### Stated goal
Restate the listing that follows word for word, without its pictures.

### Data for this exercise
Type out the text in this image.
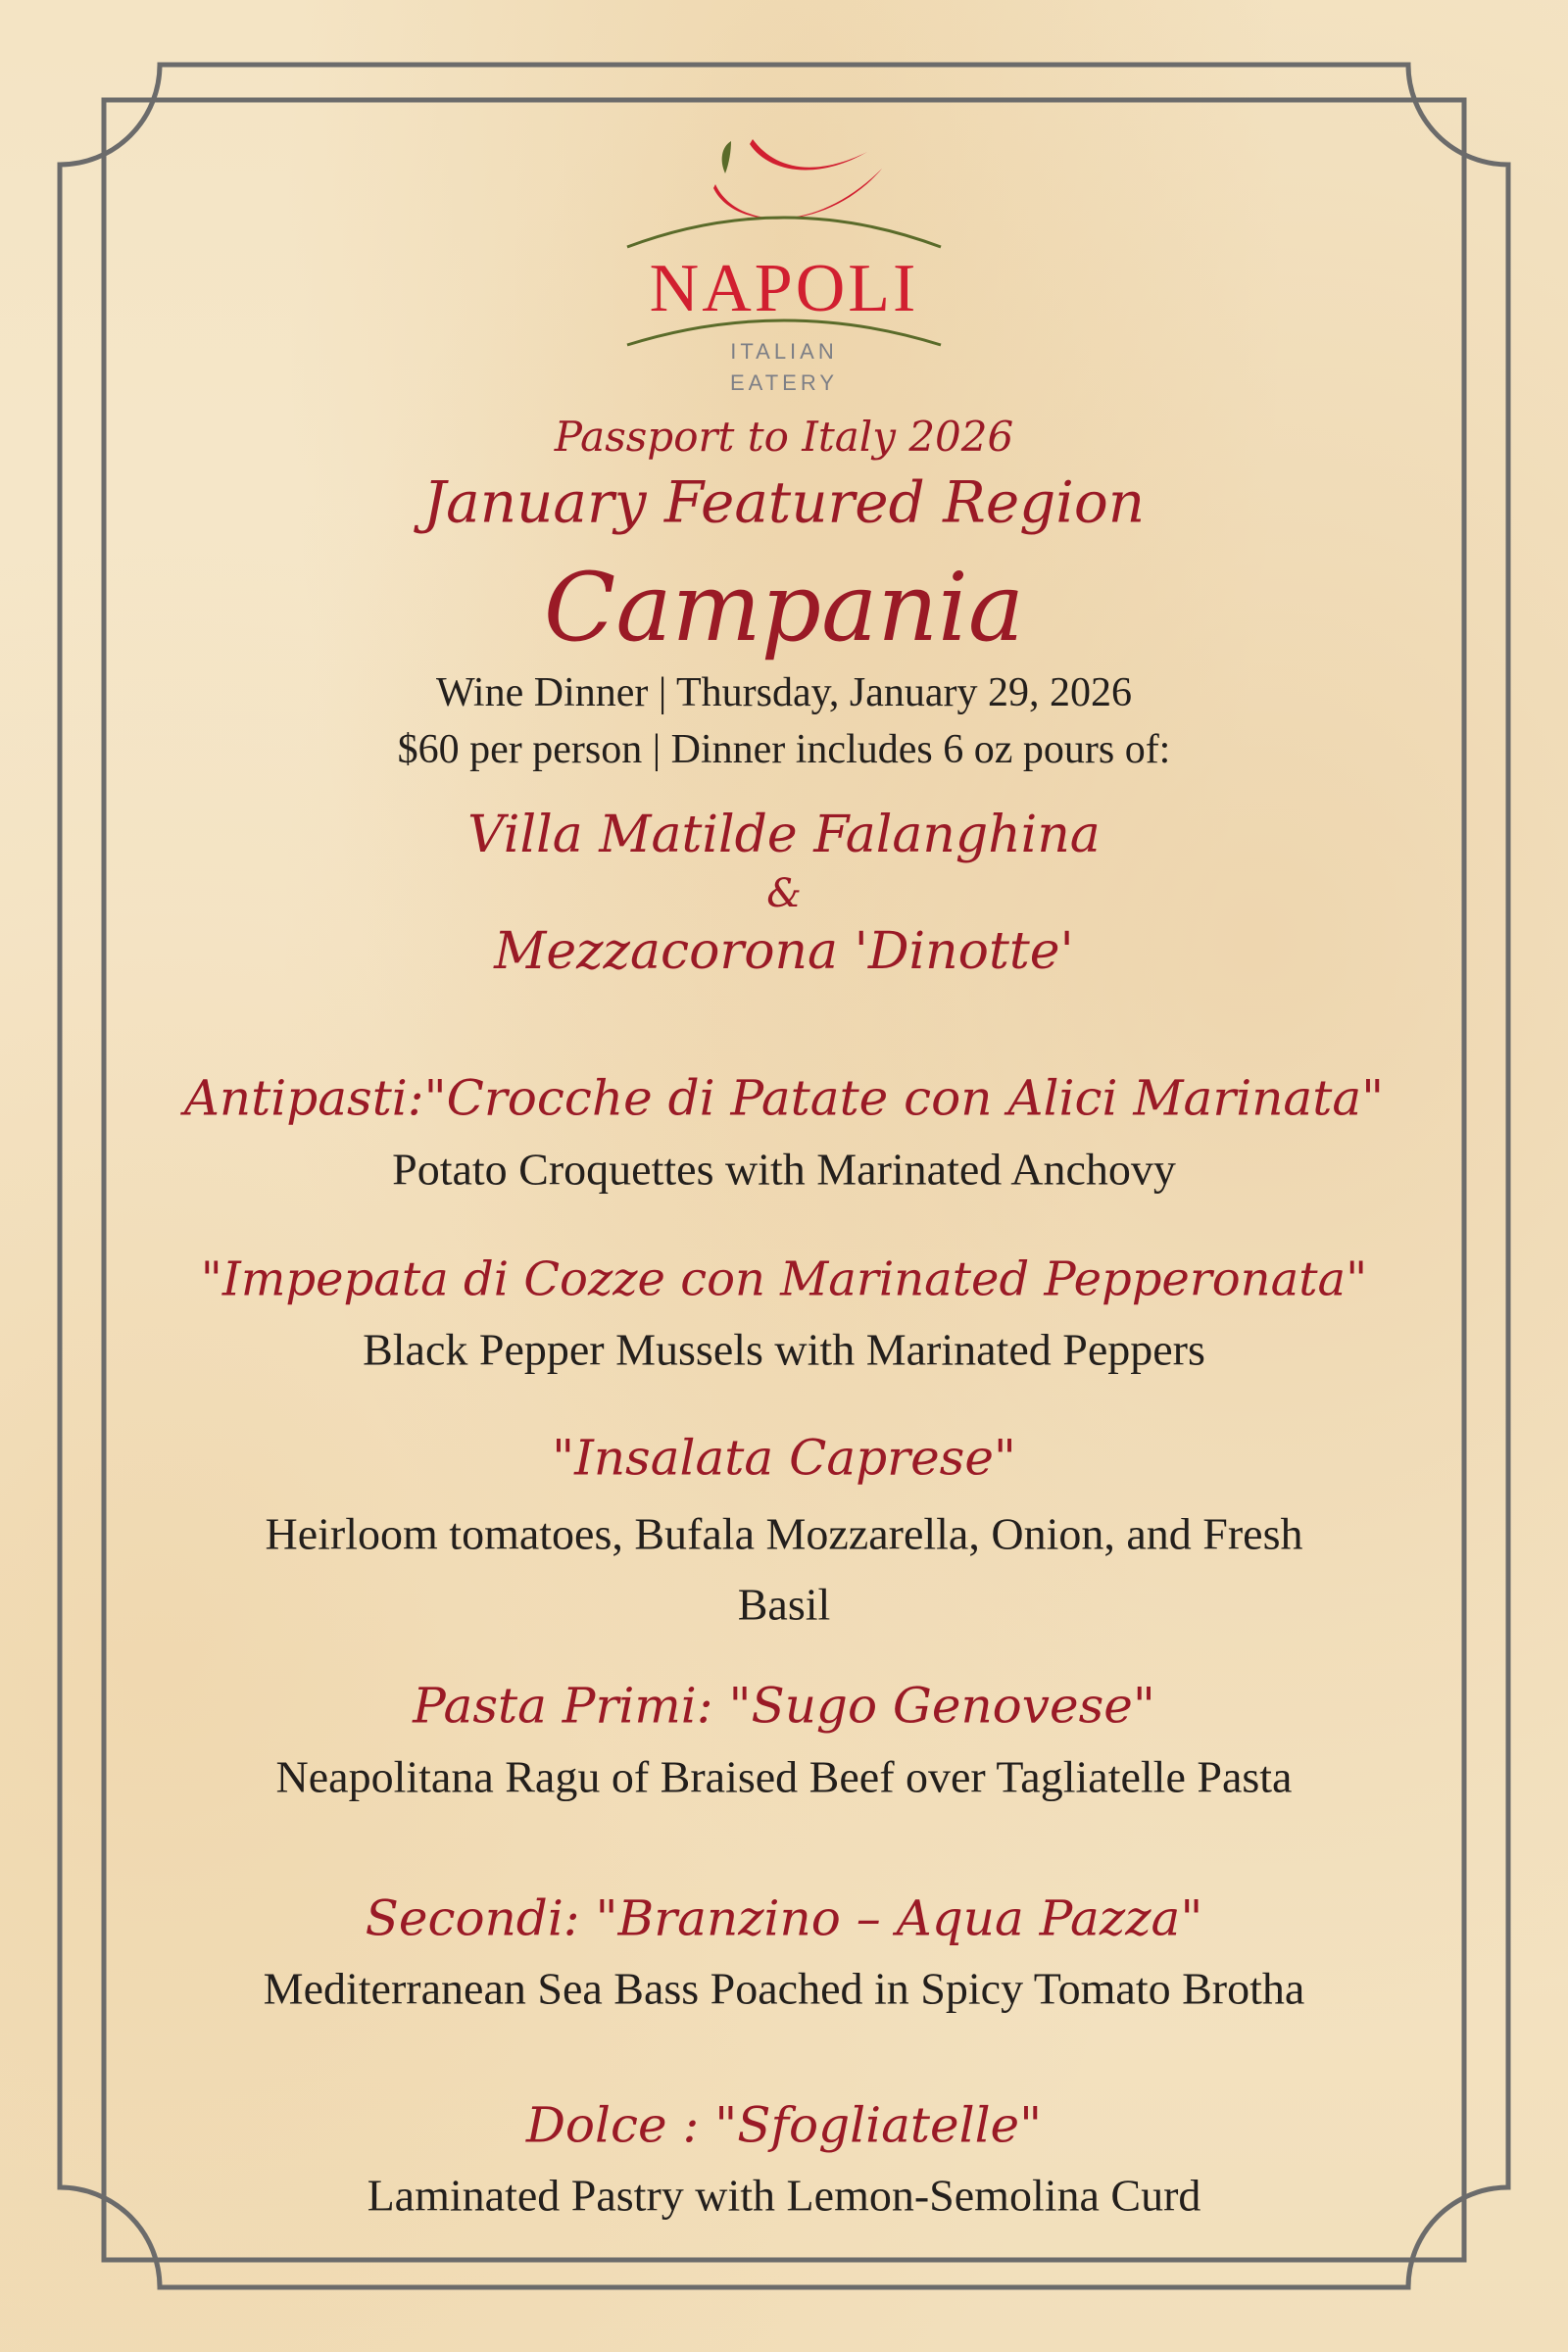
NAPOLI
ITALIAN
EATERY
Passport to Italy 2026
January Featured Region
Campania
Wine Dinner | Thursday, January 29, 2026
$60 per person | Dinner includes 6 oz pours of:
Villa Matilde Falanghina
&
Mezzacorona 'Dinotte'
Antipasti:"Crocche di Patate con Alici Marinata"
Potato Croquettes with Marinated Anchovy
"Impepata di Cozze con Marinated Pepperonata"
Black Pepper Mussels with Marinated Peppers
"Insalata Caprese"
Heirloom tomatoes, Bufala Mozzarella, Onion, and Fresh
Basil
Pasta Primi: "Sugo Genovese"
Neapolitana Ragu of Braised Beef over Tagliatelle Pasta
Secondi: "Branzino – Aqua Pazza"
Mediterranean Sea Bass Poached in Spicy Tomato Brotha
Dolce : "Sfogliatelle"
Laminated Pastry with Lemon-Semolina Curd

### Answer to this problem
Type out the text in this image.
NAPOLI
ITALIAN
EATERY
Passport to Italy 2026
January Featured Region
Campania
Wine Dinner | Thursday, January 29, 2026
$60 per person | Dinner includes 6 oz pours of:
Villa Matilde Falanghina
&
Mezzacorona 'Dinotte'
Antipasti:"Crocche di Patate con Alici Marinata"
Potato Croquettes with Marinated Anchovy
"Impepata di Cozze con Marinated Pepperonata"
Black Pepper Mussels with Marinated Peppers
"Insalata Caprese"
Heirloom tomatoes, Bufala Mozzarella, Onion, and Fresh
Basil
Pasta Primi: "Sugo Genovese"
Neapolitana Ragu of Braised Beef over Tagliatelle Pasta
Secondi: "Branzino – Aqua Pazza"
Mediterranean Sea Bass Poached in Spicy Tomato Brotha
Dolce : "Sfogliatelle"
Laminated Pastry with Lemon-Semolina Curd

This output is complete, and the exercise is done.